EXERCISE REQUIREMENTS:
Output every entry exactly as written.

RECORDS TO USE:

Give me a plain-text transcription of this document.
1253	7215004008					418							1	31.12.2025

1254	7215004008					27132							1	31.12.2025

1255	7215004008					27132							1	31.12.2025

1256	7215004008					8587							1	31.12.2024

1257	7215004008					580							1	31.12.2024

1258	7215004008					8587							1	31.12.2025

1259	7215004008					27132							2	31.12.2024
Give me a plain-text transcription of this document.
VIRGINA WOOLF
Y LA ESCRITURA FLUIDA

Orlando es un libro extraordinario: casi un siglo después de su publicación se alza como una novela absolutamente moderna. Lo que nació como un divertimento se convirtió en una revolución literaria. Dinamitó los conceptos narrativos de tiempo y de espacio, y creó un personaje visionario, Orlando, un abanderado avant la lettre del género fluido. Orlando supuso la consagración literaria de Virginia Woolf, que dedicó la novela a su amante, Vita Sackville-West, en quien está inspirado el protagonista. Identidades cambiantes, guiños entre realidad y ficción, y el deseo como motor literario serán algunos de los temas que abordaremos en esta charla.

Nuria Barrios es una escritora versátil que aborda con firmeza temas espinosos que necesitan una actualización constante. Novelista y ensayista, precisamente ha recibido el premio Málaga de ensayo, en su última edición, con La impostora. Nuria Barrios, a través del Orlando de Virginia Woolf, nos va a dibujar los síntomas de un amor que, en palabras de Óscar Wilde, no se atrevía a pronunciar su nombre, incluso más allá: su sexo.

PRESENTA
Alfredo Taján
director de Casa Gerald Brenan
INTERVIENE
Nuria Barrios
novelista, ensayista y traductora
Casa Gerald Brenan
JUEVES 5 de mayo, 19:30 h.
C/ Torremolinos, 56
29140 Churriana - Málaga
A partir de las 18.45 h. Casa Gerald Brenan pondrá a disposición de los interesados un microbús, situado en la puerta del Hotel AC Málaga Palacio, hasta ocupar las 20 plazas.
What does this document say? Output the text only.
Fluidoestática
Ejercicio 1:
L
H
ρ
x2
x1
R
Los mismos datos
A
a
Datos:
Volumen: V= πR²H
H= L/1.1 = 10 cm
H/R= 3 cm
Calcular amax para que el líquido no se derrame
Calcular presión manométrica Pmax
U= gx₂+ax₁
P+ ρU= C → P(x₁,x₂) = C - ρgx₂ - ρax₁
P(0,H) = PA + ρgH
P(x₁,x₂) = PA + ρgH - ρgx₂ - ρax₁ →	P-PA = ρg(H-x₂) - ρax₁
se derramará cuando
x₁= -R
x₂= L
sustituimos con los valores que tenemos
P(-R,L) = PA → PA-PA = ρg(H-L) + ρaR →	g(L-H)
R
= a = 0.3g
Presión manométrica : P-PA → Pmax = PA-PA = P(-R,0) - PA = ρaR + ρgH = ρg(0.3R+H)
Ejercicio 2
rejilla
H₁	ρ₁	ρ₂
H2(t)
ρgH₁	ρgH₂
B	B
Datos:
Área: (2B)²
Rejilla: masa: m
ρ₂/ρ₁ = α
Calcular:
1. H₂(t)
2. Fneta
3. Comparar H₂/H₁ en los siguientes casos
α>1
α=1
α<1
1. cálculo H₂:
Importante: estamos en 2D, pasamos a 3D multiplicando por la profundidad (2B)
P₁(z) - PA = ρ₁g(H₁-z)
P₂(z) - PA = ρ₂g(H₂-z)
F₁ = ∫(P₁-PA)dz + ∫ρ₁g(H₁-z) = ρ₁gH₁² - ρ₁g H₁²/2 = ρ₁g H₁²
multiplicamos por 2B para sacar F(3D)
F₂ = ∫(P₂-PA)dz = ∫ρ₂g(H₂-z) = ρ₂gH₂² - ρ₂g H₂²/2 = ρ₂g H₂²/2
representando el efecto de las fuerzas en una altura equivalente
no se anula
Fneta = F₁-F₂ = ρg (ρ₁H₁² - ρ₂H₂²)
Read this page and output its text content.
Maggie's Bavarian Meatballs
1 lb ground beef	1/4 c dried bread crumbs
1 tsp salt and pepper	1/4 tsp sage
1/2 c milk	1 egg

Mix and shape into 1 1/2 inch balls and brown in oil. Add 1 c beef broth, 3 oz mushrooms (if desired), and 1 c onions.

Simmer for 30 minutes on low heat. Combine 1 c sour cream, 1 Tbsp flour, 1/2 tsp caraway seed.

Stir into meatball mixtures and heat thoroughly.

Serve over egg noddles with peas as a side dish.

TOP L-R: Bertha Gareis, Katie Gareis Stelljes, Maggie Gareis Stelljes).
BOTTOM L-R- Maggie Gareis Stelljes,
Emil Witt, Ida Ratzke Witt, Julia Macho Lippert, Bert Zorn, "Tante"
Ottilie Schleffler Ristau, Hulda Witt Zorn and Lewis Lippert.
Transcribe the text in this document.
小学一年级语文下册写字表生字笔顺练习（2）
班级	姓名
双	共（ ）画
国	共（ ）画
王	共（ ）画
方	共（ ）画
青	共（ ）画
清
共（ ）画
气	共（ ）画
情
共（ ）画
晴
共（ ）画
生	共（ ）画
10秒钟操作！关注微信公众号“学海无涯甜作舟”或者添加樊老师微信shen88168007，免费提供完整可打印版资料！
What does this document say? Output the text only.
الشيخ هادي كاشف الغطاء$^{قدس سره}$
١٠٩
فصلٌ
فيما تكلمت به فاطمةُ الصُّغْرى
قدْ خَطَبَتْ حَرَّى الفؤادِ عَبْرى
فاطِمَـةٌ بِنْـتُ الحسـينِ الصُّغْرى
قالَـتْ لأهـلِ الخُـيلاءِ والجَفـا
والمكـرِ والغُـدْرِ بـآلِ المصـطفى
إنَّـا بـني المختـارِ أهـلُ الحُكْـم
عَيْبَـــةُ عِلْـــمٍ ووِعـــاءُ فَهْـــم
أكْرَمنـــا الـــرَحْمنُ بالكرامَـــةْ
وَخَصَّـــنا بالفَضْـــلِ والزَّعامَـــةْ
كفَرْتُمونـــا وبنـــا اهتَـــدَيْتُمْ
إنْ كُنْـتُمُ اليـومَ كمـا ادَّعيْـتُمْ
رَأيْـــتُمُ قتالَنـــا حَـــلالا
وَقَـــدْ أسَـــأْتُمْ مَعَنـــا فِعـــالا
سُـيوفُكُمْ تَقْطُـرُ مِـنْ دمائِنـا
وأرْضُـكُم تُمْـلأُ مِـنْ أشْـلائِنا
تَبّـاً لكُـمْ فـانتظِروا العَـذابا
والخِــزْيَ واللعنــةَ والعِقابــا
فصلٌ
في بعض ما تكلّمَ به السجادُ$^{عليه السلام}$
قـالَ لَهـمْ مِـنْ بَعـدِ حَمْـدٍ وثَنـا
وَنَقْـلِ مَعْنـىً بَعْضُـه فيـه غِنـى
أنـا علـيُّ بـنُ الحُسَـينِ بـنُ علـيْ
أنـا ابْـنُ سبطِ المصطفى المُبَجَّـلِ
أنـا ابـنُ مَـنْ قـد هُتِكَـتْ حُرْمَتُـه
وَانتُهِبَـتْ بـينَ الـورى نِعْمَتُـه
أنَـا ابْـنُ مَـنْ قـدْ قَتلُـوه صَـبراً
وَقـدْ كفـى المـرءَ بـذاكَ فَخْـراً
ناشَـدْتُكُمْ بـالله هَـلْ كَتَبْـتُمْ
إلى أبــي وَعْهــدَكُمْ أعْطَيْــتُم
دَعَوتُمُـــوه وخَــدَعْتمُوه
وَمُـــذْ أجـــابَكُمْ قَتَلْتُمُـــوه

RESULT OF THIS EXERCISE:
Give me a plain-text transcription of this document.
1253	7215004008					418							1	31.12.2025

1254	7215004008					27132							1	31.12.2025

1255	7215004008					27132							1	31.12.2025

1256	7215004008					8587							1	31.12.2024

1257	7215004008					580							1	31.12.2024

1258	7215004008					8587							1	31.12.2025

1259	7215004008					27132							2	31.12.2024
Give me a plain-text transcription of this document.
VIRGINA WOOLF
Y LA ESCRITURA FLUIDA

Orlando es un libro extraordinario: casi un siglo después de su publicación se alza como una novela absolutamente moderna. Lo que nació como un divertimento se convirtió en una revolución literaria. Dinamitó los conceptos narrativos de tiempo y de espacio, y creó un personaje visionario, Orlando, un abanderado avant la lettre del género fluido. Orlando supuso la consagración literaria de Virginia Woolf, que dedicó la novela a su amante, Vita Sackville-West, en quien está inspirado el protagonista. Identidades cambiantes, guiños entre realidad y ficción, y el deseo como motor literario serán algunos de los temas que abordaremos en esta charla.

Nuria Barrios es una escritora versátil que aborda con firmeza temas espinosos que necesitan una actualización constante. Novelista y ensayista, precisamente ha recibido el premio Málaga de ensayo, en su última edición, con La impostora. Nuria Barrios, a través del Orlando de Virginia Woolf, nos va a dibujar los síntomas de un amor que, en palabras de Óscar Wilde, no se atrevía a pronunciar su nombre, incluso más allá: su sexo.

PRESENTA
Alfredo Taján
director de Casa Gerald Brenan
INTERVIENE
Nuria Barrios
novelista, ensayista y traductora
Casa Gerald Brenan
JUEVES 5 de mayo, 19:30 h.
C/ Torremolinos, 56
29140 Churriana - Málaga
A partir de las 18.45 h. Casa Gerald Brenan pondrá a disposición de los interesados un microbús, situado en la puerta del Hotel AC Málaga Palacio, hasta ocupar las 20 plazas.
What does this document say? Output the text only.
Fluidoestática
Ejercicio 1:
L
H
ρ
x2
x1
R
Los mismos datos
A
a
Datos:
Volumen: V= πR²H
H= L/1.1 = 10 cm
H/R= 3 cm
Calcular amax para que el líquido no se derrame
Calcular presión manométrica Pmax
U= gx₂+ax₁
P+ ρU= C → P(x₁,x₂) = C - ρgx₂ - ρax₁
P(0,H) = PA + ρgH
P(x₁,x₂) = PA + ρgH - ρgx₂ - ρax₁ →	P-PA = ρg(H-x₂) - ρax₁
se derramará cuando
x₁= -R
x₂= L
sustituimos con los valores que tenemos
P(-R,L) = PA → PA-PA = ρg(H-L) + ρaR →	g(L-H)
R
= a = 0.3g
Presión manométrica : P-PA → Pmax = PA-PA = P(-R,0) - PA = ρaR + ρgH = ρg(0.3R+H)
Ejercicio 2
rejilla
H₁	ρ₁	ρ₂
H2(t)
ρgH₁	ρgH₂
B	B
Datos:
Área: (2B)²
Rejilla: masa: m
ρ₂/ρ₁ = α
Calcular:
1. H₂(t)
2. Fneta
3. Comparar H₂/H₁ en los siguientes casos
α>1
α=1
α<1
1. cálculo H₂:
Importante: estamos en 2D, pasamos a 3D multiplicando por la profundidad (2B)
P₁(z) - PA = ρ₁g(H₁-z)
P₂(z) - PA = ρ₂g(H₂-z)
F₁ = ∫(P₁-PA)dz + ∫ρ₁g(H₁-z) = ρ₁gH₁² - ρ₁g H₁²/2 = ρ₁g H₁²
multiplicamos por 2B para sacar F(3D)
F₂ = ∫(P₂-PA)dz = ∫ρ₂g(H₂-z) = ρ₂gH₂² - ρ₂g H₂²/2 = ρ₂g H₂²/2
representando el efecto de las fuerzas en una altura equivalente
no se anula
Fneta = F₁-F₂ = ρg (ρ₁H₁² - ρ₂H₂²)
Read this page and output its text content.
Maggie's Bavarian Meatballs
1 lb ground beef	1/4 c dried bread crumbs
1 tsp salt and pepper	1/4 tsp sage
1/2 c milk	1 egg

Mix and shape into 1 1/2 inch balls and brown in oil. Add 1 c beef broth, 3 oz mushrooms (if desired), and 1 c onions.

Simmer for 30 minutes on low heat. Combine 1 c sour cream, 1 Tbsp flour, 1/2 tsp caraway seed.

Stir into meatball mixtures and heat thoroughly.

Serve over egg noddles with peas as a side dish.

TOP L-R: Bertha Gareis, Katie Gareis Stelljes, Maggie Gareis Stelljes).
BOTTOM L-R- Maggie Gareis Stelljes,
Emil Witt, Ida Ratzke Witt, Julia Macho Lippert, Bert Zorn, "Tante"
Ottilie Schleffler Ristau, Hulda Witt Zorn and Lewis Lippert.
Transcribe the text in this document.
小学一年级语文下册写字表生字笔顺练习（2）
班级	姓名
双	共（ ）画
国	共（ ）画
王	共（ ）画
方	共（ ）画
青	共（ ）画
清
共（ ）画
气	共（ ）画
情
共（ ）画
晴
共（ ）画
生	共（ ）画
10秒钟操作！关注微信公众号“学海无涯甜作舟”或者添加樊老师微信shen88168007，免费提供完整可打印版资料！
What does this document say? Output the text only.
الشيخ هادي كاشف الغطاء$^{قدس سره}$
١٠٩
فصلٌ
فيما تكلمت به فاطمةُ الصُّغْرى
قدْ خَطَبَتْ حَرَّى الفؤادِ عَبْرى
فاطِمَـةٌ بِنْـتُ الحسـينِ الصُّغْرى
قالَـتْ لأهـلِ الخُـيلاءِ والجَفـا
والمكـرِ والغُـدْرِ بـآلِ المصـطفى
إنَّـا بـني المختـارِ أهـلُ الحُكْـم
عَيْبَـــةُ عِلْـــمٍ ووِعـــاءُ فَهْـــم
أكْرَمنـــا الـــرَحْمنُ بالكرامَـــةْ
وَخَصَّـــنا بالفَضْـــلِ والزَّعامَـــةْ
كفَرْتُمونـــا وبنـــا اهتَـــدَيْتُمْ
إنْ كُنْـتُمُ اليـومَ كمـا ادَّعيْـتُمْ
رَأيْـــتُمُ قتالَنـــا حَـــلالا
وَقَـــدْ أسَـــأْتُمْ مَعَنـــا فِعـــالا
سُـيوفُكُمْ تَقْطُـرُ مِـنْ دمائِنـا
وأرْضُـكُم تُمْـلأُ مِـنْ أشْـلائِنا
تَبّـاً لكُـمْ فـانتظِروا العَـذابا
والخِــزْيَ واللعنــةَ والعِقابــا
فصلٌ
في بعض ما تكلّمَ به السجادُ$^{عليه السلام}$
قـالَ لَهـمْ مِـنْ بَعـدِ حَمْـدٍ وثَنـا
وَنَقْـلِ مَعْنـىً بَعْضُـه فيـه غِنـى
أنـا علـيُّ بـنُ الحُسَـينِ بـنُ علـيْ
أنـا ابْـنُ سبطِ المصطفى المُبَجَّـلِ
أنـا ابـنُ مَـنْ قـد هُتِكَـتْ حُرْمَتُـه
وَانتُهِبَـتْ بـينَ الـورى نِعْمَتُـه
أنَـا ابْـنُ مَـنْ قـدْ قَتلُـوه صَـبراً
وَقـدْ كفـى المـرءَ بـذاكَ فَخْـراً
ناشَـدْتُكُمْ بـالله هَـلْ كَتَبْـتُمْ
إلى أبــي وَعْهــدَكُمْ أعْطَيْــتُم
دَعَوتُمُـــوه وخَــدَعْتمُوه
وَمُـــذْ أجـــابَكُمْ قَتَلْتُمُـــوه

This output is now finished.